**Records for the exercise:**

--- Start ---

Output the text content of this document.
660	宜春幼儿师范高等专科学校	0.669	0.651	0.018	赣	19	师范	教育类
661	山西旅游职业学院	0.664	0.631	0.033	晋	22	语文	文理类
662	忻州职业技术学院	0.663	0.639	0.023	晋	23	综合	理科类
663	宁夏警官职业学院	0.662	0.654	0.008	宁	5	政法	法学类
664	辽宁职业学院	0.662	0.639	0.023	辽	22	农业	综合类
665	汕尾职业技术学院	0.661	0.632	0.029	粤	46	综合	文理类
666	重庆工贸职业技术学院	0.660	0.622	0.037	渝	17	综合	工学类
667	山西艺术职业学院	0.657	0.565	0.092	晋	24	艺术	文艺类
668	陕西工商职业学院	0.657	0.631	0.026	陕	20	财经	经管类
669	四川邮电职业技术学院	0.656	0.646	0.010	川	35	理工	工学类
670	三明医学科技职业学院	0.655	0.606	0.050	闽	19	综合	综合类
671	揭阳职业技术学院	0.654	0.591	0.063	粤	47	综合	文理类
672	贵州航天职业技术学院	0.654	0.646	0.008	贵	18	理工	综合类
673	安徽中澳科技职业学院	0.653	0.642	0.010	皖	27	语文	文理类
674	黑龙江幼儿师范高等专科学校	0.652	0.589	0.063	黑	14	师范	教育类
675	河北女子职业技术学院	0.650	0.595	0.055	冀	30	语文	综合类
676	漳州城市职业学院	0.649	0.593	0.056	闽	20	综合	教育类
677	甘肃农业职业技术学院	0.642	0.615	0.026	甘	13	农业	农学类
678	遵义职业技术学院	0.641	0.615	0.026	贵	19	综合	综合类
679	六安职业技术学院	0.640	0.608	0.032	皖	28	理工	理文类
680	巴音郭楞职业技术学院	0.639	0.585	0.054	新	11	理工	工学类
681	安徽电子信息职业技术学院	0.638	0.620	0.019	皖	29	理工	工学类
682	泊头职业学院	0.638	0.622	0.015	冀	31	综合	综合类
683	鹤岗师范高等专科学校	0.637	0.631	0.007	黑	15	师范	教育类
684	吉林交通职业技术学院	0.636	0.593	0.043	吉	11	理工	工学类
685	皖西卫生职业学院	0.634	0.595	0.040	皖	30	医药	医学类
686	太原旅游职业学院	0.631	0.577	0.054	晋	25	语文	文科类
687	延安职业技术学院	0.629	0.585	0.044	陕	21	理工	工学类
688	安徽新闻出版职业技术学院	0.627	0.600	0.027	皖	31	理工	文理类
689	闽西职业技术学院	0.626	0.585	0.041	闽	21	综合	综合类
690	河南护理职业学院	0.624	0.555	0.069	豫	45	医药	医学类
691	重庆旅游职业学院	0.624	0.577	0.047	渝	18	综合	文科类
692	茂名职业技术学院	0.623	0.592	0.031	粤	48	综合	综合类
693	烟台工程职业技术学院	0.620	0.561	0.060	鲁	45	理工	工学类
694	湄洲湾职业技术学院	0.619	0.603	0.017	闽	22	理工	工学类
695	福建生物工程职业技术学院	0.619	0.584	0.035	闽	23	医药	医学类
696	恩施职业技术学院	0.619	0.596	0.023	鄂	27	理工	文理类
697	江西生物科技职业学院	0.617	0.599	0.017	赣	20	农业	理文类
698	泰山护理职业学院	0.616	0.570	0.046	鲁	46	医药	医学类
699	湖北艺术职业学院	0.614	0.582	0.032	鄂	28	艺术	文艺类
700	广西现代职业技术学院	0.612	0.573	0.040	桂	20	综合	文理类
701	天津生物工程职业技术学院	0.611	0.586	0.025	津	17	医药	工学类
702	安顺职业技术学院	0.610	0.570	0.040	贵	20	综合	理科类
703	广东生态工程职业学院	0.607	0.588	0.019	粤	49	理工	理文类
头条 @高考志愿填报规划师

--- End ---

**Written request:**
Copy the material above verbatim.

**Exercise answer:**
Output the text content of this document.
660	宜春幼儿师范高等专科学校	0.669	0.651	0.018	赣	19	师范	教育类
661	山西旅游职业学院	0.664	0.631	0.033	晋	22	语文	文理类
662	忻州职业技术学院	0.663	0.639	0.023	晋	23	综合	理科类
663	宁夏警官职业学院	0.662	0.654	0.008	宁	5	政法	法学类
664	辽宁职业学院	0.662	0.639	0.023	辽	22	农业	综合类
665	汕尾职业技术学院	0.661	0.632	0.029	粤	46	综合	文理类
666	重庆工贸职业技术学院	0.660	0.622	0.037	渝	17	综合	工学类
667	山西艺术职业学院	0.657	0.565	0.092	晋	24	艺术	文艺类
668	陕西工商职业学院	0.657	0.631	0.026	陕	20	财经	经管类
669	四川邮电职业技术学院	0.656	0.646	0.010	川	35	理工	工学类
670	三明医学科技职业学院	0.655	0.606	0.050	闽	19	综合	综合类
671	揭阳职业技术学院	0.654	0.591	0.063	粤	47	综合	文理类
672	贵州航天职业技术学院	0.654	0.646	0.008	贵	18	理工	综合类
673	安徽中澳科技职业学院	0.653	0.642	0.010	皖	27	语文	文理类
674	黑龙江幼儿师范高等专科学校	0.652	0.589	0.063	黑	14	师范	教育类
675	河北女子职业技术学院	0.650	0.595	0.055	冀	30	语文	综合类
676	漳州城市职业学院	0.649	0.593	0.056	闽	20	综合	教育类
677	甘肃农业职业技术学院	0.642	0.615	0.026	甘	13	农业	农学类
678	遵义职业技术学院	0.641	0.615	0.026	贵	19	综合	综合类
679	六安职业技术学院	0.640	0.608	0.032	皖	28	理工	理文类
680	巴音郭楞职业技术学院	0.639	0.585	0.054	新	11	理工	工学类
681	安徽电子信息职业技术学院	0.638	0.620	0.019	皖	29	理工	工学类
682	泊头职业学院	0.638	0.622	0.015	冀	31	综合	综合类
683	鹤岗师范高等专科学校	0.637	0.631	0.007	黑	15	师范	教育类
684	吉林交通职业技术学院	0.636	0.593	0.043	吉	11	理工	工学类
685	皖西卫生职业学院	0.634	0.595	0.040	皖	30	医药	医学类
686	太原旅游职业学院	0.631	0.577	0.054	晋	25	语文	文科类
687	延安职业技术学院	0.629	0.585	0.044	陕	21	理工	工学类
688	安徽新闻出版职业技术学院	0.627	0.600	0.027	皖	31	理工	文理类
689	闽西职业技术学院	0.626	0.585	0.041	闽	21	综合	综合类
690	河南护理职业学院	0.624	0.555	0.069	豫	45	医药	医学类
691	重庆旅游职业学院	0.624	0.577	0.047	渝	18	综合	文科类
692	茂名职业技术学院	0.623	0.592	0.031	粤	48	综合	综合类
693	烟台工程职业技术学院	0.620	0.561	0.060	鲁	45	理工	工学类
694	湄洲湾职业技术学院	0.619	0.603	0.017	闽	22	理工	工学类
695	福建生物工程职业技术学院	0.619	0.584	0.035	闽	23	医药	医学类
696	恩施职业技术学院	0.619	0.596	0.023	鄂	27	理工	文理类
697	江西生物科技职业学院	0.617	0.599	0.017	赣	20	农业	理文类
698	泰山护理职业学院	0.616	0.570	0.046	鲁	46	医药	医学类
699	湖北艺术职业学院	0.614	0.582	0.032	鄂	28	艺术	文艺类
700	广西现代职业技术学院	0.612	0.573	0.040	桂	20	综合	文理类
701	天津生物工程职业技术学院	0.611	0.586	0.025	津	17	医药	工学类
702	安顺职业技术学院	0.610	0.570	0.040	贵	20	综合	理科类
703	广东生态工程职业学院	0.607	0.588	0.019	粤	49	理工	理文类
头条 @高考志愿填报规划师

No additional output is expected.